• STATED EXERCISE: Locate the word "EMBER" in the data below, then copy every line that holds it.

(Figure content listings)
● ● ● ● ● ● ●

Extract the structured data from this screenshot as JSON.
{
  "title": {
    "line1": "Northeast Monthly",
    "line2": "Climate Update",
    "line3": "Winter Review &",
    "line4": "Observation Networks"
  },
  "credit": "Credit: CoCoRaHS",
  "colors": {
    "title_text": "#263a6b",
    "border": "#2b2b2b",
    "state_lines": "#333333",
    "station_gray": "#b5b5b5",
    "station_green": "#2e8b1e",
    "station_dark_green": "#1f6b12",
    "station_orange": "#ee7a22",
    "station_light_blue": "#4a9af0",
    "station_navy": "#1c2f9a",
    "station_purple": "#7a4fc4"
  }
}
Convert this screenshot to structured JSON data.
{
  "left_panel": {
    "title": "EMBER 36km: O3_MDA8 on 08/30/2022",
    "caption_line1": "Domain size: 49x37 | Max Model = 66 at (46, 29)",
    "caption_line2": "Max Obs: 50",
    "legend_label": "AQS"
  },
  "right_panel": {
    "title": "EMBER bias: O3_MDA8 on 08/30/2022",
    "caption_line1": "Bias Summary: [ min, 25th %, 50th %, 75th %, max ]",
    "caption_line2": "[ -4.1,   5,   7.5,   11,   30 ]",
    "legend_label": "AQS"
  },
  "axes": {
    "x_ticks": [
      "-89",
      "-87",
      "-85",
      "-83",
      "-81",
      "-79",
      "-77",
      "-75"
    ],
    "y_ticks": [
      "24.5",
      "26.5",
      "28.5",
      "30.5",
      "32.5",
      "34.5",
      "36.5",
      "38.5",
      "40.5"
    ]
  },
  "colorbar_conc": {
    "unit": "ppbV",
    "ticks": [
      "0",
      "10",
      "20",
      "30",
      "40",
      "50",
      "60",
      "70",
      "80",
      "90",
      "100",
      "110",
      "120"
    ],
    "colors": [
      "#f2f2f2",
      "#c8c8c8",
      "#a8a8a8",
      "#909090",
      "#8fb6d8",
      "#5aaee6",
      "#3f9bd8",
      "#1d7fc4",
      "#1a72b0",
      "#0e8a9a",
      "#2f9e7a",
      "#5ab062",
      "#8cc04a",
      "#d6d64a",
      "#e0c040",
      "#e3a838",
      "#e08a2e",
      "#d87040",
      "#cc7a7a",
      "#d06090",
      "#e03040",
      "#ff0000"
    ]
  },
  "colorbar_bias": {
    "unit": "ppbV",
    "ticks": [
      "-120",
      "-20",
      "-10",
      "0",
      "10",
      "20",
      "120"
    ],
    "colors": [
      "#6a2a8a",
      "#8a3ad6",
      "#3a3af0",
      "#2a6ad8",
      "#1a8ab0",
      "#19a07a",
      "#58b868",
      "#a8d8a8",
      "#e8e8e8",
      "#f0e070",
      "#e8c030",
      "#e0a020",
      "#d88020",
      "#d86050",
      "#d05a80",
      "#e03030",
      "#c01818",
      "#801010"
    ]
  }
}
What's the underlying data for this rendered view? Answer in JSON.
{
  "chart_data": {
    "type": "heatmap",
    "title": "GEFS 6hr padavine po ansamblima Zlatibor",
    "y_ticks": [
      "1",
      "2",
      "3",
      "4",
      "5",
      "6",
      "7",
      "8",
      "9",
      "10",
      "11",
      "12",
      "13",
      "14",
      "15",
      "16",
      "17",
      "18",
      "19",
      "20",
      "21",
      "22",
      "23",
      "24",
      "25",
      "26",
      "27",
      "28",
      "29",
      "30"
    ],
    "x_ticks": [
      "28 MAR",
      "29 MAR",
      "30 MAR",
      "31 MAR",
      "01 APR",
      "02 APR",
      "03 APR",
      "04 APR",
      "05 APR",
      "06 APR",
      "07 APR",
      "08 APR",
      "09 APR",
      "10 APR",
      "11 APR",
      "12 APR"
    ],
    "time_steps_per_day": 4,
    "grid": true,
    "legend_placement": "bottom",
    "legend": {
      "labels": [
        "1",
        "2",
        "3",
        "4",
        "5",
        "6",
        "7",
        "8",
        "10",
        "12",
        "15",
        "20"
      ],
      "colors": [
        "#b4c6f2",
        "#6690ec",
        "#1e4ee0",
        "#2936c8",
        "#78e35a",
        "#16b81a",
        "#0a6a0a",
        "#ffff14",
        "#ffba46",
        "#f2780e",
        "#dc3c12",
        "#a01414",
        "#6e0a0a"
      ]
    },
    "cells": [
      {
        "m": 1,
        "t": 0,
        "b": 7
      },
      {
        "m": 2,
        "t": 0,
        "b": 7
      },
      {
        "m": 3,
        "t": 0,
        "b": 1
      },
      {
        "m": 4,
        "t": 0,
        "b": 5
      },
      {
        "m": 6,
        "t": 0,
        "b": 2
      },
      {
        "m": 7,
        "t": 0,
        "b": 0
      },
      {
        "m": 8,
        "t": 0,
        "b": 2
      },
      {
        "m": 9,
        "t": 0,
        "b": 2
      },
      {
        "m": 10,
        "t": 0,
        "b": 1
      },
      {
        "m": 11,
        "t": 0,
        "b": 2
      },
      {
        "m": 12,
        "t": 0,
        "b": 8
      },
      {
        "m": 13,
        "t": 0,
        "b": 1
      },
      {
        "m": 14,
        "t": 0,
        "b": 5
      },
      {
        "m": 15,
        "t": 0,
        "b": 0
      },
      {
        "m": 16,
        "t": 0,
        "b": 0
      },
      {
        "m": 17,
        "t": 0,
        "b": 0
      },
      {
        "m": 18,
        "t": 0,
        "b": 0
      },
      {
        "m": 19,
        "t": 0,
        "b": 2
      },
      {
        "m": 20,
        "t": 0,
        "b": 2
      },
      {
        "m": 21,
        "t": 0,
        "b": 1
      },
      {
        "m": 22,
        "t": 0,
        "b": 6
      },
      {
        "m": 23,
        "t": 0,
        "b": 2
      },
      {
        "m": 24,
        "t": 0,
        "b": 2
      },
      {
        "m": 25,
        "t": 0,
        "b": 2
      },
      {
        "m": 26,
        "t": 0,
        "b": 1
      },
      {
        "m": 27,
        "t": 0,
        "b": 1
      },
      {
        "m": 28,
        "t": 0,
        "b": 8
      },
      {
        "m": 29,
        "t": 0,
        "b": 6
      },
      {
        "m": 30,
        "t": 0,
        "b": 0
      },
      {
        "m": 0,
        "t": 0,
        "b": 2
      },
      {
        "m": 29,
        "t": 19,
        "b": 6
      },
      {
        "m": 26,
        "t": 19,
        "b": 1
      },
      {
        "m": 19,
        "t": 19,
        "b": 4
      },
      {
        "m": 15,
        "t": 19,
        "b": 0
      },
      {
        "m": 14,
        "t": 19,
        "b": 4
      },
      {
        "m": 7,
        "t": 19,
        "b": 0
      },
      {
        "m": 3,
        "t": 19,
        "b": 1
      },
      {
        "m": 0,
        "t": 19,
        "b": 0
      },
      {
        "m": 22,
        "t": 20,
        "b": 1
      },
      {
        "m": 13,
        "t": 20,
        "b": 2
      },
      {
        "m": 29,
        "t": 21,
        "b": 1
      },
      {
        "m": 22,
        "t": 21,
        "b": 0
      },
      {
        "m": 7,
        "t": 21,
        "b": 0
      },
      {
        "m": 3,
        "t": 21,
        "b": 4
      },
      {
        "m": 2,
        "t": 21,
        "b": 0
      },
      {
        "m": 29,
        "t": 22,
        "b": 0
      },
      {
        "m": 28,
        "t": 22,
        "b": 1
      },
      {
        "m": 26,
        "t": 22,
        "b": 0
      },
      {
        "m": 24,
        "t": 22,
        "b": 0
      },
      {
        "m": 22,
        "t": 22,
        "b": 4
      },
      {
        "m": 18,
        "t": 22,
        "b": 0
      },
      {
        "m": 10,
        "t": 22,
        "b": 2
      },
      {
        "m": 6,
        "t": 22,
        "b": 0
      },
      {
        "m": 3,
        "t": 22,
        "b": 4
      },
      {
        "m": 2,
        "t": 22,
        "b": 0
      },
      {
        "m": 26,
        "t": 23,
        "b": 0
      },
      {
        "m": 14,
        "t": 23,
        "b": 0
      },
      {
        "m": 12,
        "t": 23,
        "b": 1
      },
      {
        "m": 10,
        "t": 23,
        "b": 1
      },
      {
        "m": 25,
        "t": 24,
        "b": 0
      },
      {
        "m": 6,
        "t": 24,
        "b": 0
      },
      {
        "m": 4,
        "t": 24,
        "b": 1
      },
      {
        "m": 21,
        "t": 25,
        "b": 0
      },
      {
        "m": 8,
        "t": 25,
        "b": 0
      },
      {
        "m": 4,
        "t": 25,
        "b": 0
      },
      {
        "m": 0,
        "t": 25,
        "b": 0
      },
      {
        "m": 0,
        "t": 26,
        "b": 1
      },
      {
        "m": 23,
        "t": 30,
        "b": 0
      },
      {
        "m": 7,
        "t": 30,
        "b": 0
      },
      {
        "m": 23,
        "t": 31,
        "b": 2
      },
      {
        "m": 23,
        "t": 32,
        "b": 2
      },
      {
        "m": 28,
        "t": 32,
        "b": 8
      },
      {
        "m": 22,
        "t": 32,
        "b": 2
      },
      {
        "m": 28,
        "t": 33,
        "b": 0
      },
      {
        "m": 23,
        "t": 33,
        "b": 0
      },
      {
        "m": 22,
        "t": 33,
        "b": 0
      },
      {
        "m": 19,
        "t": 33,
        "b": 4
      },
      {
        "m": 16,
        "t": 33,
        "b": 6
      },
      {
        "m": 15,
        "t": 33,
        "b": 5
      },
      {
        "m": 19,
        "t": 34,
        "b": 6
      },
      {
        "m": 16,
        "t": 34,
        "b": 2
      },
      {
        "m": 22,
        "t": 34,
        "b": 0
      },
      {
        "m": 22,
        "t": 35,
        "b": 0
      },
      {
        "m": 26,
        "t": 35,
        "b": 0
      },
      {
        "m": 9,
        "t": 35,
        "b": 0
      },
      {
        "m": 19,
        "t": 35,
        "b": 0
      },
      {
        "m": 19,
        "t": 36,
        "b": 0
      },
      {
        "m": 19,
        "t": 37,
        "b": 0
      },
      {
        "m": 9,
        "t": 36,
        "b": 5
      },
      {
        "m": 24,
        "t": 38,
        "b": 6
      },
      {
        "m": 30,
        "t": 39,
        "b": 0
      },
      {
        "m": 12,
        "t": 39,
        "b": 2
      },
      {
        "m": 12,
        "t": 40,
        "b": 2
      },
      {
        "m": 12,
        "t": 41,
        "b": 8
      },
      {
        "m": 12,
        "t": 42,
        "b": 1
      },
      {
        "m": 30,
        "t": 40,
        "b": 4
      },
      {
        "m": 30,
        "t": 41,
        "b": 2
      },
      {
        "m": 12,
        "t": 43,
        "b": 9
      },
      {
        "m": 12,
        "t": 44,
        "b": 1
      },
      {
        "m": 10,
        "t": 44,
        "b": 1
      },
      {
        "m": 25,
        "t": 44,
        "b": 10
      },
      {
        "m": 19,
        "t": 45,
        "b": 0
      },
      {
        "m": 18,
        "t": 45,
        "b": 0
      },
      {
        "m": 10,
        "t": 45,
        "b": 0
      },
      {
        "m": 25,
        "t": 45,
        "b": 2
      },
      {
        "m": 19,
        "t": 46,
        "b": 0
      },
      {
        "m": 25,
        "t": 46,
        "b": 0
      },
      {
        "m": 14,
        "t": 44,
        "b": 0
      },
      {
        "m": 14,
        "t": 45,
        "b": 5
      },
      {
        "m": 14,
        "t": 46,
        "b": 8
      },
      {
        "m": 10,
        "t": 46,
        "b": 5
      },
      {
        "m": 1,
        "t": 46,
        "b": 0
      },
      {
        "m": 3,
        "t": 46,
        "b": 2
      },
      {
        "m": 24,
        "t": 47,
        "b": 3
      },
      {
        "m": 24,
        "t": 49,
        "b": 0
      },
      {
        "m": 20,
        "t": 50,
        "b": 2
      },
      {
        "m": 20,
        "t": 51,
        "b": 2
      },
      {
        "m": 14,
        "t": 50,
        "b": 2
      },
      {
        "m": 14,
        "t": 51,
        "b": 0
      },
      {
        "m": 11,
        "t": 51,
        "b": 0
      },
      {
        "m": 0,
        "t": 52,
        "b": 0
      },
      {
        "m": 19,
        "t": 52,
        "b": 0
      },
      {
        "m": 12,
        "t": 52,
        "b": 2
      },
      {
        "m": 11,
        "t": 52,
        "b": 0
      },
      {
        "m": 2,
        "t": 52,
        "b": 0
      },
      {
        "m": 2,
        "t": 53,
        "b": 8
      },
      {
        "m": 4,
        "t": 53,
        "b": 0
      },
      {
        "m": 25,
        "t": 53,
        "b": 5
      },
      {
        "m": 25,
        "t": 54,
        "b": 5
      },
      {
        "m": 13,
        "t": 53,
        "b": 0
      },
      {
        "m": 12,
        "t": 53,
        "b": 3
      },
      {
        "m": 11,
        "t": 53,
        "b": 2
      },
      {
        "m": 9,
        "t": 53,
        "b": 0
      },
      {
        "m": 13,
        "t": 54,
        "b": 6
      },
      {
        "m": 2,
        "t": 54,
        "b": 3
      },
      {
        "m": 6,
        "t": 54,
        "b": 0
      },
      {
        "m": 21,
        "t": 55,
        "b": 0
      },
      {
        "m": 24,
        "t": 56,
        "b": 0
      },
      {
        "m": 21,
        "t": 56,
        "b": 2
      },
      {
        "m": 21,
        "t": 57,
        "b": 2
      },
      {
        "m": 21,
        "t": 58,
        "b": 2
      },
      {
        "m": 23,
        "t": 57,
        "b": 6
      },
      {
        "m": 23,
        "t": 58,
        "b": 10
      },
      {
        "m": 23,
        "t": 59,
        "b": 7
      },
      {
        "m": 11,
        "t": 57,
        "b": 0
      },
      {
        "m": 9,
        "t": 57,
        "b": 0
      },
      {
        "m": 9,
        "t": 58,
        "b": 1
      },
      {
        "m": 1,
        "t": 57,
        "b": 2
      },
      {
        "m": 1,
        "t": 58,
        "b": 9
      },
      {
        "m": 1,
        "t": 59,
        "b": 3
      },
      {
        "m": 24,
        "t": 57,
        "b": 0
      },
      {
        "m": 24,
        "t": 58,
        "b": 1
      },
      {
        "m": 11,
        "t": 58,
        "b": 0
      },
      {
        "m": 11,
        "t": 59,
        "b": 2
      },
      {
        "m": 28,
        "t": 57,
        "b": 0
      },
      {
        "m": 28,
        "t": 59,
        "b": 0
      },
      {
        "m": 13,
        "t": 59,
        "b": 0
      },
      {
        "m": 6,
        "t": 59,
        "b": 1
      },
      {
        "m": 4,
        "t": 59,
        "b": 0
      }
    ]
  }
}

● ● ● ● ● ● ●

• EXERCISE RESULT:
    "title": "EMBER 36km: O3_MDA8 on 08/30/2022",
    "title": "EMBER bias: O3_MDA8 on 08/30/2022",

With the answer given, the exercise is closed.